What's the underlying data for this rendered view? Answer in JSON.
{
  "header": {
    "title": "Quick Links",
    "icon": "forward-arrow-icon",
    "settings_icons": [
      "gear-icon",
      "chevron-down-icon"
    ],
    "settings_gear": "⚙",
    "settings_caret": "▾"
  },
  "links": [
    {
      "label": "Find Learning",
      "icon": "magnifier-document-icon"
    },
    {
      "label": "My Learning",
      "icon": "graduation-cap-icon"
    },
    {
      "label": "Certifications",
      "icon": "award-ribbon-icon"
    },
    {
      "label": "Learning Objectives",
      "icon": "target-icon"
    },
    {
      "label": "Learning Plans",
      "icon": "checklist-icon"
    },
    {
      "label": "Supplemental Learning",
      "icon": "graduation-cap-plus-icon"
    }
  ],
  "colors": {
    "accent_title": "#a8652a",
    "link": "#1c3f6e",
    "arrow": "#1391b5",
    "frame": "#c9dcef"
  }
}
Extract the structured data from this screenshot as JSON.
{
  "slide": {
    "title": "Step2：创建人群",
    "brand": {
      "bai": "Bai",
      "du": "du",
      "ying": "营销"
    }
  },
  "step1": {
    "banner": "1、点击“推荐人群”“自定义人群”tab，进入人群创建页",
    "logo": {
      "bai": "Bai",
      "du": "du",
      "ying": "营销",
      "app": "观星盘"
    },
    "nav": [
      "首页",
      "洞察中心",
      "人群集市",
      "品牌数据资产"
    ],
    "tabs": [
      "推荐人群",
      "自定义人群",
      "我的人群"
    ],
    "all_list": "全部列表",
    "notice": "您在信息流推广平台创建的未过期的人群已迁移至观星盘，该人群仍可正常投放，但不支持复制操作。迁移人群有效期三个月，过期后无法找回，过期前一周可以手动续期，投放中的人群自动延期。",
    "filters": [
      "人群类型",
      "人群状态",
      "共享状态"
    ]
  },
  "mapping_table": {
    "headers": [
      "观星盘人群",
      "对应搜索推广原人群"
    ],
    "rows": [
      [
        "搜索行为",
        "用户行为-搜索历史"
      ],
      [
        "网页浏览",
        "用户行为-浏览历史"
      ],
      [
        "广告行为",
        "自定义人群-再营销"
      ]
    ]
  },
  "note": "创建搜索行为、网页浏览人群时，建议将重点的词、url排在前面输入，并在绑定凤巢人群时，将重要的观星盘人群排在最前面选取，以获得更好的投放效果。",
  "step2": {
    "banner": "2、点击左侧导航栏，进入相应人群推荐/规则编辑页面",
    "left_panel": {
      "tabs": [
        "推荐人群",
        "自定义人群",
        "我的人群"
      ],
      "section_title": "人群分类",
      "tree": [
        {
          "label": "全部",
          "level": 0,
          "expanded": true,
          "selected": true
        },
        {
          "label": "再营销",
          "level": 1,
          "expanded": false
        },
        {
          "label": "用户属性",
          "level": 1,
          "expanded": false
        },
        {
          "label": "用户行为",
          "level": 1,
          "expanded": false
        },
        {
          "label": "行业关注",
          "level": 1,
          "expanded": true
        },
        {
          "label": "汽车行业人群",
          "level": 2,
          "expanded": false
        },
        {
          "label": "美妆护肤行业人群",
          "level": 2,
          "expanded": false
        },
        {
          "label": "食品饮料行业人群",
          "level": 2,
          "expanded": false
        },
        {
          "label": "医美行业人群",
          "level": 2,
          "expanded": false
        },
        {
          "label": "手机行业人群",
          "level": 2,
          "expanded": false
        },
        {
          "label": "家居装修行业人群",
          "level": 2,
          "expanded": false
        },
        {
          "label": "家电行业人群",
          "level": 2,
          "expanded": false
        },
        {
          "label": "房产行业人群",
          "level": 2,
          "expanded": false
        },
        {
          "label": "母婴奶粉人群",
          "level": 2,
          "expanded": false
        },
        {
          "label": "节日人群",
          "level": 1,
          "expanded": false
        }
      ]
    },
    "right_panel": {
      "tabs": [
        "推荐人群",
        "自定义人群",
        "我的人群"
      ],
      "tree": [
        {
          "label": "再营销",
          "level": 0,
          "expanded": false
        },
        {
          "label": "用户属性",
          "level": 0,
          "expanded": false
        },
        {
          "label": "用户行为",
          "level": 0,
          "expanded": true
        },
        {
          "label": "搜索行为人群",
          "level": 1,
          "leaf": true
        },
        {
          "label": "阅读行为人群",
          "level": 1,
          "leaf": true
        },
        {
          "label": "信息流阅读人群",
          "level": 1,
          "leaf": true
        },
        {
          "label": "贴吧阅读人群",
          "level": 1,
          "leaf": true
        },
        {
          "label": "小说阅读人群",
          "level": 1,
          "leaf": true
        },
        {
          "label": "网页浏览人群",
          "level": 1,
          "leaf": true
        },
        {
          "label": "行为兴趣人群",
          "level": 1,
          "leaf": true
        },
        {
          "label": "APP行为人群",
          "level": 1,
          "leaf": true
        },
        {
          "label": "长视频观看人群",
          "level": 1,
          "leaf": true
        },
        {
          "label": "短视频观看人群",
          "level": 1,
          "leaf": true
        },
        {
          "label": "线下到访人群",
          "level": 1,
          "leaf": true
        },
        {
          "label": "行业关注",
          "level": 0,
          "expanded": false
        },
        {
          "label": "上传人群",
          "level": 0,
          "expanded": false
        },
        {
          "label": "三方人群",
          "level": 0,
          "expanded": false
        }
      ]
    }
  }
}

- - -

EXERCISE TASK »
Note each line of the entries that has "JSON" in it, and copy those lines.

ANSWER »
What's the underlying data for this rendered view? Answer in JSON.
Extract the structured data from this screenshot as JSON.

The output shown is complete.